+++ BRANO DA LEGGERE +++
Intanto, diciamolo, viene da chiedersi chi siano i tecnici (chiamarli costituzionalisti o anche esperti di diritto pare un insulto a chi lo è davvero) che si inventano a rotta di collo sistemi elettorali da manicomio. Siamo almeno alla quinta proposta differente in pochi mesi che arriva da parte dei democratici e tutte hanno in comune due punti: per capirle ci vuole uno studio complicato e quando arrivi alla fine ti rendi conto che non sono sistemi elettorali pensati per garantire governo e rappresentanza, ma per far fuori il nemico di turno.

Il punto non è neanche tanto che con l’ultima trovata di Renzi e soci il numero dei nominati direttamente dai partiti arriva alla cifra record del 64 per cento, senza contare i collegi uninominali sicuri, altro rifugio tranquillo. Non è uno scandalo in sé, dicevo, perché se in questo paese ci fossero dei partiti, con una democrazia interna regolata da norme precise e uguali per tutti, verrebbe quasi naturale che fossero loro a selezionare la classe dirigente. E’ proprio questa, del resto, la funzione principale delle formazioni politiche. I partiti sono la democrazia che si organizza, come diceva Togliatti. E dunque nulla di strano. Peccato che ormai in Italia di partiti non ce ne siano più e dunque l’indicazione della classe dirigente spetterebbe nella sostanza a quattro leader. E visti i leader non c’è da stare allegri.

Ma a parte questo, sono altri gli aspetti inquietanti del cosiddetto “Rosatellum bis” (in altra sede ci sarebbe  da disquisire sugli improbabili nomi latineggianti che cercano di coprire imbrogli degni di un magliaro di basso livello). Provo a raccontarvi come funziona questa idea su cui ci sarebbe l’accordo di Pd, Lega, Forza Italia e cespugli vari. I due terzi dei parlamentari viene eletto su base proporzionale con liste bloccate, gli altri in collegi uninominali a turno unico, chi prende un voto in più entra in parlamento. Nella parte proporzionale ci sono le liste dei partiti (devono superare il 3 per cento per concorrere alla ripartizione dei seggi) che possono unirsi e presentare un comune candidato nel collegio uninominale. Lo sbarramento per le coalizioni è del 10 per cento, ma non è previsto un programma comune e neanche un leader, ciascuna lista ha il suo “capo”. Se una lista che fa parte di una coalizione non raggiunge il 3 per cento ma ha superato l’1, quei voti vengono spartiti fra gli alleati. Una norma strana, ma che potrebbe favorire la nascita di una serie di liste civetta in grado di spingere i candidati nell’uninominale. Il voto è unico: votando la lista nel proporzionale si attribuisce automaticamente la propria preferenza anche al candidato collegato nella parte uninominale. Se si vota solo il candidato all’uninominale, il voto va (in proporzione) anche alle liste collegate.
+++
**CONSEGNA:**
Secondo il brano sul Rosatellum bis, quale soglia di sbarramento è prevista per le coalizioni? L'elenco è materiale a sé, separato dal brano.
+++ ELENCO ESTRATTO +++
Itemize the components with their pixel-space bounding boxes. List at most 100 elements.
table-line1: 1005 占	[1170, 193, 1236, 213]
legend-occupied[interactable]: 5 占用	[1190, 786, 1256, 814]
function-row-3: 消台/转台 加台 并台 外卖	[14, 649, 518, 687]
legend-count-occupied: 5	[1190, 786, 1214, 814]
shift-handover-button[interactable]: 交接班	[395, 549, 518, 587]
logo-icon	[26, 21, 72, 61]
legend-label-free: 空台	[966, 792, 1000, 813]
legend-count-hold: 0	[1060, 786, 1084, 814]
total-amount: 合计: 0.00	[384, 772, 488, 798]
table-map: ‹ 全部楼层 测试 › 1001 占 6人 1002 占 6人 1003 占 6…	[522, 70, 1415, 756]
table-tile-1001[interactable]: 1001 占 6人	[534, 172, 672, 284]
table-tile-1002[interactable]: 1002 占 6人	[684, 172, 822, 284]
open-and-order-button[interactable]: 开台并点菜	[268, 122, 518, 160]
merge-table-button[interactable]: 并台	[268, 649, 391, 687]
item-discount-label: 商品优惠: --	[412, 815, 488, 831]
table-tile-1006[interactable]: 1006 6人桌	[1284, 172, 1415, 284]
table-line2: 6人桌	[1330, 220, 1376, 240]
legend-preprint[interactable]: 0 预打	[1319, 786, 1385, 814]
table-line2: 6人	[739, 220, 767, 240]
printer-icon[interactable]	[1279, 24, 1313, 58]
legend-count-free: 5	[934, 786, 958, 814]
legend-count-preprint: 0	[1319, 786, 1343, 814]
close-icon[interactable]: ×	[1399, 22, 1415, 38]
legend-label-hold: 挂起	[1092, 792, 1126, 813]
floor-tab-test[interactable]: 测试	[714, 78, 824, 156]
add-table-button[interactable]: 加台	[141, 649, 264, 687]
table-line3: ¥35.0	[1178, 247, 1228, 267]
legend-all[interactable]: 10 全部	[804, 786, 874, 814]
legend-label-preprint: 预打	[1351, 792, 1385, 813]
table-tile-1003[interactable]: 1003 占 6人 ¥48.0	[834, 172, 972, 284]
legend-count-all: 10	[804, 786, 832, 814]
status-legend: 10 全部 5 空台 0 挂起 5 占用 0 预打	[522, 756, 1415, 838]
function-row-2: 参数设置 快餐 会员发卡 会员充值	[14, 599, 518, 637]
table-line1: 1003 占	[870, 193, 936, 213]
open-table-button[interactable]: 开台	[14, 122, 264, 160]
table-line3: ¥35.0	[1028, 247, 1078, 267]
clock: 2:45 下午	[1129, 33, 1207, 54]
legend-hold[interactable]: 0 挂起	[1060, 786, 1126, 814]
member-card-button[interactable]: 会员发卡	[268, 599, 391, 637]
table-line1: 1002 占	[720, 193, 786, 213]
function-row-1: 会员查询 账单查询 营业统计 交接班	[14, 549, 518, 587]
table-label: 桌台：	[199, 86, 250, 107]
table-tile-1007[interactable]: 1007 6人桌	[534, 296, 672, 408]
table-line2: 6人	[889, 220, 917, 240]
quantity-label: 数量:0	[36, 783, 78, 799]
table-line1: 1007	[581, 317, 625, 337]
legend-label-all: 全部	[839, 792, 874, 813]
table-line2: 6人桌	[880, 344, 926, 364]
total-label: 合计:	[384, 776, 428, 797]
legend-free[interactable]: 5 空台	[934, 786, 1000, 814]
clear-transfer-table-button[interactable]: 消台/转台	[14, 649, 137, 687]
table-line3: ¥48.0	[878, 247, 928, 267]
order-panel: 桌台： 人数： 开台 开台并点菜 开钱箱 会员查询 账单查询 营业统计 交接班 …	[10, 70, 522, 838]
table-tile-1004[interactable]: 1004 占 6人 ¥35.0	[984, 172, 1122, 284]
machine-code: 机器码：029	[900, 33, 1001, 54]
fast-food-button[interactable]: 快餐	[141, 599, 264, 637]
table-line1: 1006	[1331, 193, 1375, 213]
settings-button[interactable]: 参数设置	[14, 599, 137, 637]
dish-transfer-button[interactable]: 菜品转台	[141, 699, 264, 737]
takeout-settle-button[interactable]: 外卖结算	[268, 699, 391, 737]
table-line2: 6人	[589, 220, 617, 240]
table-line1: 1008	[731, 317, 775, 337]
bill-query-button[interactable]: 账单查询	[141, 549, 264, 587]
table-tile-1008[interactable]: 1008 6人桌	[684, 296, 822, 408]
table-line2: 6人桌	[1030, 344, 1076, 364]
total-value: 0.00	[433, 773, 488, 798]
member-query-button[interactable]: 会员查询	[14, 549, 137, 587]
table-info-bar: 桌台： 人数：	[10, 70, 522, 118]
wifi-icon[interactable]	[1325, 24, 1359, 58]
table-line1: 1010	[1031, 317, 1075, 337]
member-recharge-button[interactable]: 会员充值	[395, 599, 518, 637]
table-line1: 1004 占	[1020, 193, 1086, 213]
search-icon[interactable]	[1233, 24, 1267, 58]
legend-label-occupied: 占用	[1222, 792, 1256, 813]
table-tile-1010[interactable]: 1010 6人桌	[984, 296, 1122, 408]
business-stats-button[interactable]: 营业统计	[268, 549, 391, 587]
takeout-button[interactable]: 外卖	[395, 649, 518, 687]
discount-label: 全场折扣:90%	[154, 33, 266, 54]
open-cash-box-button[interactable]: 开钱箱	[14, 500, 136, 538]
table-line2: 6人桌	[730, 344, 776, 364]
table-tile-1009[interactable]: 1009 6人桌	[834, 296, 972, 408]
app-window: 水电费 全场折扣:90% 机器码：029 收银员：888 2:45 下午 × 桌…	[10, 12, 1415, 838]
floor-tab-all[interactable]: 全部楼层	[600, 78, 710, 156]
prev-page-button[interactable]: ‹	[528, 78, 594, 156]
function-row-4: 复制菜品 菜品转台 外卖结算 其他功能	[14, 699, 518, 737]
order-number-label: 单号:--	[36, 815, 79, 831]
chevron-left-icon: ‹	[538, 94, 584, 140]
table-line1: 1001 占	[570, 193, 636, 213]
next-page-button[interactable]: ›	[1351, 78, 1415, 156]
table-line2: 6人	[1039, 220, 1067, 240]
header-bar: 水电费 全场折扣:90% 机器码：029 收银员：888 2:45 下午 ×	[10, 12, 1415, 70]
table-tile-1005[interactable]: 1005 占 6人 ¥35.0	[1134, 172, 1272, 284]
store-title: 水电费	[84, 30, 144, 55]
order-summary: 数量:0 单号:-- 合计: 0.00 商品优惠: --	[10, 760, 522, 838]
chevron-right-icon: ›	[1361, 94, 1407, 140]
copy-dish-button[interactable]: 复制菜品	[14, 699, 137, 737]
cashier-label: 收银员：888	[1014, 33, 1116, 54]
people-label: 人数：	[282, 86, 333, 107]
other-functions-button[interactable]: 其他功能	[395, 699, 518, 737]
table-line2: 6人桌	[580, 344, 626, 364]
+++
**SOLUZIONE DELL'ESERCIZIO:**
Il 10 per cento.